(Dataset items)
┄┄┄┄┄┄┄┄┄┄┄┄┄┄┄┄┄┄┄┄

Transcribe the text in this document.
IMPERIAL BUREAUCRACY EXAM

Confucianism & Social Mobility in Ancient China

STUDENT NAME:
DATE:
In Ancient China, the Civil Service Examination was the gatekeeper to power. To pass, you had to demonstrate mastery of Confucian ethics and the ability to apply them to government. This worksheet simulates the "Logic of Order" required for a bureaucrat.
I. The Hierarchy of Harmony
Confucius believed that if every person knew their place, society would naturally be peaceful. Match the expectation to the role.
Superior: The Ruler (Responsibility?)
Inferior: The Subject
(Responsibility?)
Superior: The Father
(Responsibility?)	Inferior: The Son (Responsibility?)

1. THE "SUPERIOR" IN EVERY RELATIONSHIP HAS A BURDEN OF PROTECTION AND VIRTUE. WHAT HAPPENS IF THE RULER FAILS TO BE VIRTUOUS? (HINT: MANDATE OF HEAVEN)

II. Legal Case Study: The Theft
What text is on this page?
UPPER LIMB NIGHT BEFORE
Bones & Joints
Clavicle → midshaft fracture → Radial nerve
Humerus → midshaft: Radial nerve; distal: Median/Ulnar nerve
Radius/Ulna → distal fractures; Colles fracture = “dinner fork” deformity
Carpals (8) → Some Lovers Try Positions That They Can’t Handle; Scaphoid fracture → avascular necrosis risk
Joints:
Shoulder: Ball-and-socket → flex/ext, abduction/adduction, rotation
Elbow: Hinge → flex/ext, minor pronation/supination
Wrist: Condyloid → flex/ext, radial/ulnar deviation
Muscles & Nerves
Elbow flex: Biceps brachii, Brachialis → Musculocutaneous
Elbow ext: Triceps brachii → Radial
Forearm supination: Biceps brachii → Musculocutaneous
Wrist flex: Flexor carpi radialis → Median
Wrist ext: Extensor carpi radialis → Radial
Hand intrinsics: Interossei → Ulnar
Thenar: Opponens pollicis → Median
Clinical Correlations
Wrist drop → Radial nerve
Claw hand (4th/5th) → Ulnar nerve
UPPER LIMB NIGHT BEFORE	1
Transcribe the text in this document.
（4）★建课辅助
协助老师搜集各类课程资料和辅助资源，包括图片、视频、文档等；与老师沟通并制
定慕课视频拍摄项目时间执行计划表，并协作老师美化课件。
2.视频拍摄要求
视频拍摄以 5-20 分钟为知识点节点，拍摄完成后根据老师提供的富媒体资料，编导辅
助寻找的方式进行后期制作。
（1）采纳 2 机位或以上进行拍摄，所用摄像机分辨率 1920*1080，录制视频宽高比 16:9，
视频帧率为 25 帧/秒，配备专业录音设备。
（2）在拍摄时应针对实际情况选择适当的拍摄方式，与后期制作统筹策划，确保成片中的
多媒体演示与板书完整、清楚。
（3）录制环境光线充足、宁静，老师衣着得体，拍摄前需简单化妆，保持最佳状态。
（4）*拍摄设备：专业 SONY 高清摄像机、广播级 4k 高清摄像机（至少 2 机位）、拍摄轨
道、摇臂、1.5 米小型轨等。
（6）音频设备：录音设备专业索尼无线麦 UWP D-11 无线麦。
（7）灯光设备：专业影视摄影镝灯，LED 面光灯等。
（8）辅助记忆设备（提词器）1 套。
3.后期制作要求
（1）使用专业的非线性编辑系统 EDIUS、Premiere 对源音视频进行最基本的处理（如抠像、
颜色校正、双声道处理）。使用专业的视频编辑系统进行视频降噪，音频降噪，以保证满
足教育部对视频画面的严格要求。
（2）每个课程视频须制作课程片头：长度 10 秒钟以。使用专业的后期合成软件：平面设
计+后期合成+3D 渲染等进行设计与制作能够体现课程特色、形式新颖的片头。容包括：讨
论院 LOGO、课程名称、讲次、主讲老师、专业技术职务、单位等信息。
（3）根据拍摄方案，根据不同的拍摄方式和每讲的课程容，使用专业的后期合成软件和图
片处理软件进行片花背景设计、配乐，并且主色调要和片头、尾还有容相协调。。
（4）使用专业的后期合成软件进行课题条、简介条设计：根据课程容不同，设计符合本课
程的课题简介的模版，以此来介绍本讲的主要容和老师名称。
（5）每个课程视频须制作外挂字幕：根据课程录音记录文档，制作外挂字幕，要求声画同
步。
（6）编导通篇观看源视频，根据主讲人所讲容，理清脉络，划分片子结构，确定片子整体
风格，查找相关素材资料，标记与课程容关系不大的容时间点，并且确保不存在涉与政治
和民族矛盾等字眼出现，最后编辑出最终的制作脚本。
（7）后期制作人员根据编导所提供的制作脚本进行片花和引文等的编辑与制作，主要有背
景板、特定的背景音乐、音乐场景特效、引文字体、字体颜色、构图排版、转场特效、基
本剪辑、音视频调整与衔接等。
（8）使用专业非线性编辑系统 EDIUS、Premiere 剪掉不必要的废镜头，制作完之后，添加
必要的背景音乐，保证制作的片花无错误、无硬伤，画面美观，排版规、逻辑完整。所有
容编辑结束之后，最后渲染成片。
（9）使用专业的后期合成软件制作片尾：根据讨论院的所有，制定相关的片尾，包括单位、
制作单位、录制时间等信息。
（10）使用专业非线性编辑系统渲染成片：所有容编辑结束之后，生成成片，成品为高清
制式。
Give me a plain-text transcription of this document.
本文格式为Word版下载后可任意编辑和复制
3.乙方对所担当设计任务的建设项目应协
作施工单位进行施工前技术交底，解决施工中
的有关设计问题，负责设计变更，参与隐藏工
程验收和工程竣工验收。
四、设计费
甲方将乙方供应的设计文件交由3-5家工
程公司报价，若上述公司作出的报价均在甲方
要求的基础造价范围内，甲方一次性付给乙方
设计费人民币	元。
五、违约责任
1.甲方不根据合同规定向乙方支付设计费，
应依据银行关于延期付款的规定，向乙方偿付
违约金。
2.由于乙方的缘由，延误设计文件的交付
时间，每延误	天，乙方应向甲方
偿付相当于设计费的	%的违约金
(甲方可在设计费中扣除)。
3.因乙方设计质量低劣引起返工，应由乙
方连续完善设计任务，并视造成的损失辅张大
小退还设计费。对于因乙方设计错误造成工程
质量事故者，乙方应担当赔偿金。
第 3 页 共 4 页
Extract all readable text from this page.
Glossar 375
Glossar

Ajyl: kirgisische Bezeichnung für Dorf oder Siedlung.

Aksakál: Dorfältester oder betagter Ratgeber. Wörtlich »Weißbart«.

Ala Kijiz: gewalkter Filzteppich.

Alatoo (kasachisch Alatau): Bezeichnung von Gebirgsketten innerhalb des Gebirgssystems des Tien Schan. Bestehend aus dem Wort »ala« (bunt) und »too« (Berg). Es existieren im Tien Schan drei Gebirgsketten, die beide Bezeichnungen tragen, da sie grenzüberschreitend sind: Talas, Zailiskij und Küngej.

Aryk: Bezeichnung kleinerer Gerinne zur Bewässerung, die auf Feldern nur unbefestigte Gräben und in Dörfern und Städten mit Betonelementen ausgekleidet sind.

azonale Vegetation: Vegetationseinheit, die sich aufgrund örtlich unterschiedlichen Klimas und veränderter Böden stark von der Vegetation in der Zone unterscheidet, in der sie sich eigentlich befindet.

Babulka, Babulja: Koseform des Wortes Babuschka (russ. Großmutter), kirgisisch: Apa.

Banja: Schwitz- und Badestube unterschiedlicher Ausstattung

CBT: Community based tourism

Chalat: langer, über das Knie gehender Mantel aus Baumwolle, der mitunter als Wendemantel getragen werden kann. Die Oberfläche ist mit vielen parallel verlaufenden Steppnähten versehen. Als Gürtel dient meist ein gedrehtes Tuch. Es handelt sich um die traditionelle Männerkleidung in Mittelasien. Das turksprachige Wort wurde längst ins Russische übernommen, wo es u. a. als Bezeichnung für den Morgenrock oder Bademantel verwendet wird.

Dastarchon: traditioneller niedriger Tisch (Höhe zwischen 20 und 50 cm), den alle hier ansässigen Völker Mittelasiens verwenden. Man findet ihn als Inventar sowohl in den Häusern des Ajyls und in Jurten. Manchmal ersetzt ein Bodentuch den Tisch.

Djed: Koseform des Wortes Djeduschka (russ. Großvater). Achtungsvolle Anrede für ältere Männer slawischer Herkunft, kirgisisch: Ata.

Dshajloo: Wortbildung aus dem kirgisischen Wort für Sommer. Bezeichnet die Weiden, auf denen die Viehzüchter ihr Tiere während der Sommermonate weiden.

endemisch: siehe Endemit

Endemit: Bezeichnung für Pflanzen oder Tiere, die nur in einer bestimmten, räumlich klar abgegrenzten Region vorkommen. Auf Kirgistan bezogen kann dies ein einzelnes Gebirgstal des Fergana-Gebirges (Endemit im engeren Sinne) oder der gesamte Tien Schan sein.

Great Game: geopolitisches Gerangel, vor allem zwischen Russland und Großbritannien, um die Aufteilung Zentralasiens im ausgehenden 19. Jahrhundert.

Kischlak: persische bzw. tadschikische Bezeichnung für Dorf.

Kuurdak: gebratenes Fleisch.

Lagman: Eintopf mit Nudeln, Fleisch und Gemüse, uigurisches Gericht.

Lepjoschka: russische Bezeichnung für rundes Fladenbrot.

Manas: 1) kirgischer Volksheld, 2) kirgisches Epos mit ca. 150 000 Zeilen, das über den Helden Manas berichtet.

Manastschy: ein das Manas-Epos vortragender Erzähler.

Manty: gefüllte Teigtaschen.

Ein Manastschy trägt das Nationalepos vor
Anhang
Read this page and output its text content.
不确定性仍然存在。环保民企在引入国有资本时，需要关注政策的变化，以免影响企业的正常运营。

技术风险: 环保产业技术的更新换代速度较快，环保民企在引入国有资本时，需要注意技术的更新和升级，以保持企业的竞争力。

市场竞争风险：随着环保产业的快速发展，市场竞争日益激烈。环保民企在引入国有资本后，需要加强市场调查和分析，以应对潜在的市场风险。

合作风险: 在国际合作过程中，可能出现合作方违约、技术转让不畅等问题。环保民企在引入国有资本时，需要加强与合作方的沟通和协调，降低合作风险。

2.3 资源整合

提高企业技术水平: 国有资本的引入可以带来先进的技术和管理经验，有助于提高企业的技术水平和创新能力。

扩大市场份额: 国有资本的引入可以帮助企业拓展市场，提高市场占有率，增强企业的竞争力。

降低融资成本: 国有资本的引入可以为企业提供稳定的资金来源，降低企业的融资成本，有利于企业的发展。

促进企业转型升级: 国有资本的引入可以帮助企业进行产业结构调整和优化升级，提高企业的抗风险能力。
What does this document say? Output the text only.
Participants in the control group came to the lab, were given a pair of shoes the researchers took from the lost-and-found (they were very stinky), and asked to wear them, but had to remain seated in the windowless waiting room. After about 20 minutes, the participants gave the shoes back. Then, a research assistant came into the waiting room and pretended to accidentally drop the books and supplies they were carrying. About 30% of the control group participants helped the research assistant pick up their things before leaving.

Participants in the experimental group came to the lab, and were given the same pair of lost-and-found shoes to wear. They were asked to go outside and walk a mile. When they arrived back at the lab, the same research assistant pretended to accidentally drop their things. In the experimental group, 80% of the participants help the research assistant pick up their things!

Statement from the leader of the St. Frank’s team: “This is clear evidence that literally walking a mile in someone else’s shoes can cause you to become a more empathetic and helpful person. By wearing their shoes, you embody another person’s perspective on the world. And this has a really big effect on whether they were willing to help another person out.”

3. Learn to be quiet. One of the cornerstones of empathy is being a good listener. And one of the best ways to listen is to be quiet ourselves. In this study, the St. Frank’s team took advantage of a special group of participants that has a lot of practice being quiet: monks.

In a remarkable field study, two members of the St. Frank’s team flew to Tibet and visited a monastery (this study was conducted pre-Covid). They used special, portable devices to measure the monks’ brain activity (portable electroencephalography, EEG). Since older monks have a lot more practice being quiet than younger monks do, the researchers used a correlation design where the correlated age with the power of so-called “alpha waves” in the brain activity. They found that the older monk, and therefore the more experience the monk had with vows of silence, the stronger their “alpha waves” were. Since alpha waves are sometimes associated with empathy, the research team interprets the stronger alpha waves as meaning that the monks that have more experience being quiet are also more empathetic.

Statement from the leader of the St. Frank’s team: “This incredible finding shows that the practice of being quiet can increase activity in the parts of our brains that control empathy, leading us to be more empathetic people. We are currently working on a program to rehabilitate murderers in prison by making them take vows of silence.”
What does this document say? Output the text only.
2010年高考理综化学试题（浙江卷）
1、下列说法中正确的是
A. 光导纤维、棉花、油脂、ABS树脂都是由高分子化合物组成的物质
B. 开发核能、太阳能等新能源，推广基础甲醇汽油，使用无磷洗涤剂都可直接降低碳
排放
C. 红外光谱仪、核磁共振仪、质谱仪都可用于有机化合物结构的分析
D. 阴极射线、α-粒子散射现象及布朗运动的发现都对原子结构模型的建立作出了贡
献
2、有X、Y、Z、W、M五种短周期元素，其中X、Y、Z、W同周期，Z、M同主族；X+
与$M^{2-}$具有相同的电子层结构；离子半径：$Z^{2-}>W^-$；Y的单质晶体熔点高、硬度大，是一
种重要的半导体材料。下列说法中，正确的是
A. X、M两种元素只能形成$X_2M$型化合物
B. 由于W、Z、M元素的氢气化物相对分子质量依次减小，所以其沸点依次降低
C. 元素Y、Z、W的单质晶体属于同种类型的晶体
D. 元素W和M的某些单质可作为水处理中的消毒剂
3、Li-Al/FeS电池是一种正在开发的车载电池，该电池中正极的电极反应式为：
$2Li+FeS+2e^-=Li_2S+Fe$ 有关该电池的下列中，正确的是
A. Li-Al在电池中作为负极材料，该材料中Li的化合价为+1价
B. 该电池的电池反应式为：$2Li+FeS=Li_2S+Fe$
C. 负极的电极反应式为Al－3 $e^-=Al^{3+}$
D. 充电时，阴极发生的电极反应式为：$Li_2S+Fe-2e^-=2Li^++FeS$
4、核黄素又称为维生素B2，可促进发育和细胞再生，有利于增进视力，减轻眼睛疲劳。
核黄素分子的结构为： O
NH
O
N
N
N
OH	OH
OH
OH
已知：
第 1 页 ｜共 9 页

┄┄┄┄┄┄┄┄┄┄┄┄┄┄┄┄┄┄┄┄

WHAT IS ASKED » How many of the lines above include the word "text"? Respond with the number alone.

THE OUTPUT » 8